##### Extracted records

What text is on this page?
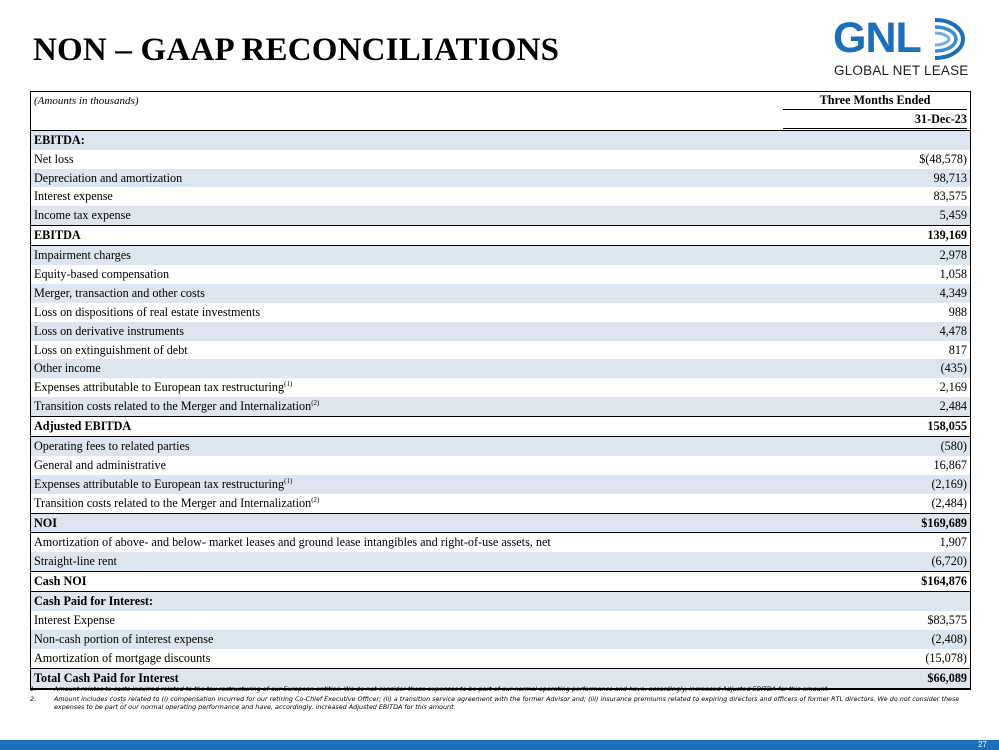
NON – GAAP RECONCILIATIONS	GNL
GLOBAL NET LEASE
(Amounts in thousands)	Three Months Ended
	31-Dec-23
EBITDA:	
Net loss	$(48,578)
Depreciation and amortization	98,713
Interest expense	83,575
Income tax expense	5,459
EBITDA	139,169
Impairment charges	2,978
Equity-based compensation	1,058
Merger, transaction and other costs	4,349
Loss on dispositions of real estate investments	988
Loss on derivative instruments	4,478
Loss on extinguishment of debt	817
Other income	(435)
Expenses attributable to European tax restructuring$^{(1)}$	2,169
Transition costs related to the Merger and Internalization$^{(2)}$	2,484
Adjusted EBITDA	158,055
Operating fees to related parties	(580)
General and administrative	16,867
Expenses attributable to European tax restructuring$^{(1)}$	(2,169)
Transition costs related to the Merger and Internalization$^{(2)}$	(2,484)
NOI	$169,689
Amortization of above- and below- market leases and ground lease intangibles and right-of-use assets, net	1,907
Straight-line rent	(6,720)
Cash NOI	$164,876
Cash Paid for Interest:	
Interest Expense	$83,575
Non-cash portion of interest expense	(2,408)
Amortization of mortgage discounts	(15,078)
Total Cash Paid for Interest	$66,089
1.	Amount relates to costs incurred related to the tax restructuring of our European entities. We do not consider these expenses to be part of our normal operating performance and have, accordingly, increased Adjusted EBITDA for this amount.
2.	Amount includes costs related to (i) compensation incurred for our retiring Co-Chief Executive Officer; (ii) a transition service agreement with the former Advisor and; (iii) insurance premiums related to expiring directors and officers of former RTL directors. We do not consider these expenses to be part of our normal operating performance and have, accordingly, increased Adjusted EBITDA for this amount.
27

##########

- Exercise objective -
Write out the listing word for word, omitting the pictures it holds.

- Output -
What text is on this page?
NON – GAAP RECONCILIATIONS	GNL
GLOBAL NET LEASE
(Amounts in thousands)	Three Months Ended
	31-Dec-23
EBITDA:	
Net loss	$(48,578)
Depreciation and amortization	98,713
Interest expense	83,575
Income tax expense	5,459
EBITDA	139,169
Impairment charges	2,978
Equity-based compensation	1,058
Merger, transaction and other costs	4,349
Loss on dispositions of real estate investments	988
Loss on derivative instruments	4,478
Loss on extinguishment of debt	817
Other income	(435)
Expenses attributable to European tax restructuring$^{(1)}$	2,169
Transition costs related to the Merger and Internalization$^{(2)}$	2,484
Adjusted EBITDA	158,055
Operating fees to related parties	(580)
General and administrative	16,867
Expenses attributable to European tax restructuring$^{(1)}$	(2,169)
Transition costs related to the Merger and Internalization$^{(2)}$	(2,484)
NOI	$169,689
Amortization of above- and below- market leases and ground lease intangibles and right-of-use assets, net	1,907
Straight-line rent	(6,720)
Cash NOI	$164,876
Cash Paid for Interest:	
Interest Expense	$83,575
Non-cash portion of interest expense	(2,408)
Amortization of mortgage discounts	(15,078)
Total Cash Paid for Interest	$66,089
1.	Amount relates to costs incurred related to the tax restructuring of our European entities. We do not consider these expenses to be part of our normal operating performance and have, accordingly, increased Adjusted EBITDA for this amount.
2.	Amount includes costs related to (i) compensation incurred for our retiring Co-Chief Executive Officer; (ii) a transition service agreement with the former Advisor and; (iii) insurance premiums related to expiring directors and officers of former RTL directors. We do not consider these expenses to be part of our normal operating performance and have, accordingly, increased Adjusted EBITDA for this amount.
27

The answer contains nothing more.